Data records
— START —

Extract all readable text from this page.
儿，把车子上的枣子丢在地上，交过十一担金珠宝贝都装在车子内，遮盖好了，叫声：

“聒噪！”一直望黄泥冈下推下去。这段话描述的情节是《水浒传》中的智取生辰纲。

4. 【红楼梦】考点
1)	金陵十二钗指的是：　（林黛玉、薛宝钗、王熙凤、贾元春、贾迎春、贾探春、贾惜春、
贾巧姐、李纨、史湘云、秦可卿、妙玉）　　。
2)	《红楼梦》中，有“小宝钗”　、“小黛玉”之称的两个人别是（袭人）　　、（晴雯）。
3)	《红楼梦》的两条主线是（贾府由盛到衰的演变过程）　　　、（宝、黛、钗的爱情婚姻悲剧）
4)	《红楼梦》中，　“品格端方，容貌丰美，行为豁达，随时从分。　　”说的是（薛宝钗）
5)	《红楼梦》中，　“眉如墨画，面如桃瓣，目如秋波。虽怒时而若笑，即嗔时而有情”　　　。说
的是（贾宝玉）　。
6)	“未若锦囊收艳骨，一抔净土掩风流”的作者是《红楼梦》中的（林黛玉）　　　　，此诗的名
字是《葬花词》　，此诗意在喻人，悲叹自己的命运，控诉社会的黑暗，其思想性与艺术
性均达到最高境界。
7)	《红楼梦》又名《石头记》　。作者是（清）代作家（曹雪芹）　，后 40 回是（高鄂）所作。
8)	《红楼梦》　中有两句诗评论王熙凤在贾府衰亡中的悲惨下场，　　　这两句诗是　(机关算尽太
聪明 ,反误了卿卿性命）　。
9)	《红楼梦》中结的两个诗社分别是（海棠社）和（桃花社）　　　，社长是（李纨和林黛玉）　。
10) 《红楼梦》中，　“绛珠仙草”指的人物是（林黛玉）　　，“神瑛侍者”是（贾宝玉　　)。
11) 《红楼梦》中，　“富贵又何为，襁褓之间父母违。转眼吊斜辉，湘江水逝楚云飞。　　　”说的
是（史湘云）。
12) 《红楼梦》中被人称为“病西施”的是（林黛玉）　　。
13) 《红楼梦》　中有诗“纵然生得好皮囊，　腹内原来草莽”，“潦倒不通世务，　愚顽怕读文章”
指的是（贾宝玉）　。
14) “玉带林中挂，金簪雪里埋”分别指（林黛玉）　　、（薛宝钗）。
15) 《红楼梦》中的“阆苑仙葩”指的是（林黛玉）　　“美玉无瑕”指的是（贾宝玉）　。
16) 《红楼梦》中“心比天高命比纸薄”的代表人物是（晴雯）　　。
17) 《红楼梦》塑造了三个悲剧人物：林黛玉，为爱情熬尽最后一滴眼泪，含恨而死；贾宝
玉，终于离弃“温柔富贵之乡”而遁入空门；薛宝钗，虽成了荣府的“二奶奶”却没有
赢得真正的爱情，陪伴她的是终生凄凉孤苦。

— END —

PROBLEM TO WORK ON: Copy out all of the records shown above exactly.

TASK RESULT:
Extract all readable text from this page.
儿，把车子上的枣子丢在地上，交过十一担金珠宝贝都装在车子内，遮盖好了，叫声：

“聒噪！”一直望黄泥冈下推下去。这段话描述的情节是《水浒传》中的智取生辰纲。

4. 【红楼梦】考点
1)	金陵十二钗指的是：　（林黛玉、薛宝钗、王熙凤、贾元春、贾迎春、贾探春、贾惜春、
贾巧姐、李纨、史湘云、秦可卿、妙玉）　　。
2)	《红楼梦》中，有“小宝钗”　、“小黛玉”之称的两个人别是（袭人）　　、（晴雯）。
3)	《红楼梦》的两条主线是（贾府由盛到衰的演变过程）　　　、（宝、黛、钗的爱情婚姻悲剧）
4)	《红楼梦》中，　“品格端方，容貌丰美，行为豁达，随时从分。　　”说的是（薛宝钗）
5)	《红楼梦》中，　“眉如墨画，面如桃瓣，目如秋波。虽怒时而若笑，即嗔时而有情”　　　。说
的是（贾宝玉）　。
6)	“未若锦囊收艳骨，一抔净土掩风流”的作者是《红楼梦》中的（林黛玉）　　　　，此诗的名
字是《葬花词》　，此诗意在喻人，悲叹自己的命运，控诉社会的黑暗，其思想性与艺术
性均达到最高境界。
7)	《红楼梦》又名《石头记》　。作者是（清）代作家（曹雪芹）　，后 40 回是（高鄂）所作。
8)	《红楼梦》　中有两句诗评论王熙凤在贾府衰亡中的悲惨下场，　　　这两句诗是　(机关算尽太
聪明 ,反误了卿卿性命）　。
9)	《红楼梦》中结的两个诗社分别是（海棠社）和（桃花社）　　　，社长是（李纨和林黛玉）　。
10) 《红楼梦》中，　“绛珠仙草”指的人物是（林黛玉）　　，“神瑛侍者”是（贾宝玉　　)。
11) 《红楼梦》中，　“富贵又何为，襁褓之间父母违。转眼吊斜辉，湘江水逝楚云飞。　　　”说的
是（史湘云）。
12) 《红楼梦》中被人称为“病西施”的是（林黛玉）　　。
13) 《红楼梦》　中有诗“纵然生得好皮囊，　腹内原来草莽”，“潦倒不通世务，　愚顽怕读文章”
指的是（贾宝玉）　。
14) “玉带林中挂，金簪雪里埋”分别指（林黛玉）　　、（薛宝钗）。
15) 《红楼梦》中的“阆苑仙葩”指的是（林黛玉）　　“美玉无瑕”指的是（贾宝玉）　。
16) 《红楼梦》中“心比天高命比纸薄”的代表人物是（晴雯）　　。
17) 《红楼梦》塑造了三个悲剧人物：林黛玉，为爱情熬尽最后一滴眼泪，含恨而死；贾宝
玉，终于离弃“温柔富贵之乡”而遁入空门；薛宝钗，虽成了荣府的“二奶奶”却没有
赢得真正的爱情，陪伴她的是终生凄凉孤苦。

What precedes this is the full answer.